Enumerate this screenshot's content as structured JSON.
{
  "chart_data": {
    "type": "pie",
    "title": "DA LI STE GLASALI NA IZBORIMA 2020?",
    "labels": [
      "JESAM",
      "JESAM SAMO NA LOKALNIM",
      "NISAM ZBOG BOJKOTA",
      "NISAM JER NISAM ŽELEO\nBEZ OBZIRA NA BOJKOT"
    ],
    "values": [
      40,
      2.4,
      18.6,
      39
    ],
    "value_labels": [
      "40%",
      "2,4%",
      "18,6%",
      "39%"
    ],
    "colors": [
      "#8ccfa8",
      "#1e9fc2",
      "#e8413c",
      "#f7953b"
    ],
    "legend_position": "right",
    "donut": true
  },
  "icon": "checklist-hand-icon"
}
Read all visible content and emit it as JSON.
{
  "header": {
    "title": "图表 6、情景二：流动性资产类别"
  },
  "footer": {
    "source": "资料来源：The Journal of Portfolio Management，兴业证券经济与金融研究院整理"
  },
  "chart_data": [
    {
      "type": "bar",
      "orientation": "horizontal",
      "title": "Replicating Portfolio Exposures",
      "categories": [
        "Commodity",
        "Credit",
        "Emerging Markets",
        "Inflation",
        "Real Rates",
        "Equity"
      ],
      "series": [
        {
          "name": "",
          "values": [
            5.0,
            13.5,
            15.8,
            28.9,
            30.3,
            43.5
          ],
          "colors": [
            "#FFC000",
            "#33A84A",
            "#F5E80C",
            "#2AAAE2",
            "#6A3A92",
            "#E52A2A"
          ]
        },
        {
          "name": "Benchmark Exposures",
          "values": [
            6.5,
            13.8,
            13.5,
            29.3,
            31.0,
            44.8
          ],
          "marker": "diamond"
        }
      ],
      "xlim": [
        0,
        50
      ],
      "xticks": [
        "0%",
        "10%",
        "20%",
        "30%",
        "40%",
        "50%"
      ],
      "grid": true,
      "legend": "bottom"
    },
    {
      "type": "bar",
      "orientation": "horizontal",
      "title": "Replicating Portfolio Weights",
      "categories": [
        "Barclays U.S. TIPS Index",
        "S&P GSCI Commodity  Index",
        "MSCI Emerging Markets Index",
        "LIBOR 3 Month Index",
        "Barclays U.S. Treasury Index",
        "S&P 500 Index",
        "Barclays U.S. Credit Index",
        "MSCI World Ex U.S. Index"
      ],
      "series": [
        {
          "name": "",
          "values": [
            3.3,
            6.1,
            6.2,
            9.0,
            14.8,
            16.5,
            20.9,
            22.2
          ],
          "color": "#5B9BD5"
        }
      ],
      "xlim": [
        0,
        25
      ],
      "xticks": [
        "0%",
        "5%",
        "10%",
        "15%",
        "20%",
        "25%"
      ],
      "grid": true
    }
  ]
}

- - - - -

Written request | Copy every line verbatim.

Written reply |
Enumerate this screenshot's content as structured JSON.
{
  "chart_data": {
    "type": "pie",
    "title": "DA LI STE GLASALI NA IZBORIMA 2020?",
    "labels": [
      "JESAM",
      "JESAM SAMO NA LOKALNIM",
      "NISAM ZBOG BOJKOTA",
      "NISAM JER NISAM ŽELEO\nBEZ OBZIRA NA BOJKOT"
    ],
    "values": [
      40,
      2.4,
      18.6,
      39
    ],
    "value_labels": [
      "40%",
      "2,4%",
      "18,6%",
      "39%"
    ],
    "colors": [
      "#8ccfa8",
      "#1e9fc2",
      "#e8413c",
      "#f7953b"
    ],
    "legend_position": "right",
    "donut": true
  },
  "icon": "checklist-hand-icon"
}
Read all visible content and emit it as JSON.
{
  "header": {
    "title": "图表 6、情景二：流动性资产类别"
  },
  "footer": {
    "source": "资料来源：The Journal of Portfolio Management，兴业证券经济与金融研究院整理"
  },
  "chart_data": [
    {
      "type": "bar",
      "orientation": "horizontal",
      "title": "Replicating Portfolio Exposures",
      "categories": [
        "Commodity",
        "Credit",
        "Emerging Markets",
        "Inflation",
        "Real Rates",
        "Equity"
      ],
      "series": [
        {
          "name": "",
          "values": [
            5.0,
            13.5,
            15.8,
            28.9,
            30.3,
            43.5
          ],
          "colors": [
            "#FFC000",
            "#33A84A",
            "#F5E80C",
            "#2AAAE2",
            "#6A3A92",
            "#E52A2A"
          ]
        },
        {
          "name": "Benchmark Exposures",
          "values": [
            6.5,
            13.8,
            13.5,
            29.3,
            31.0,
            44.8
          ],
          "marker": "diamond"
        }
      ],
      "xlim": [
        0,
        50
      ],
      "xticks": [
        "0%",
        "10%",
        "20%",
        "30%",
        "40%",
        "50%"
      ],
      "grid": true,
      "legend": "bottom"
    },
    {
      "type": "bar",
      "orientation": "horizontal",
      "title": "Replicating Portfolio Weights",
      "categories": [
        "Barclays U.S. TIPS Index",
        "S&P GSCI Commodity  Index",
        "MSCI Emerging Markets Index",
        "LIBOR 3 Month Index",
        "Barclays U.S. Treasury Index",
        "S&P 500 Index",
        "Barclays U.S. Credit Index",
        "MSCI World Ex U.S. Index"
      ],
      "series": [
        {
          "name": "",
          "values": [
            3.3,
            6.1,
            6.2,
            9.0,
            14.8,
            16.5,
            20.9,
            22.2
          ],
          "color": "#5B9BD5"
        }
      ],
      "xlim": [
        0,
        25
      ],
      "xticks": [
        "0%",
        "5%",
        "10%",
        "15%",
        "20%",
        "25%"
      ],
      "grid": true
    }
  ]
}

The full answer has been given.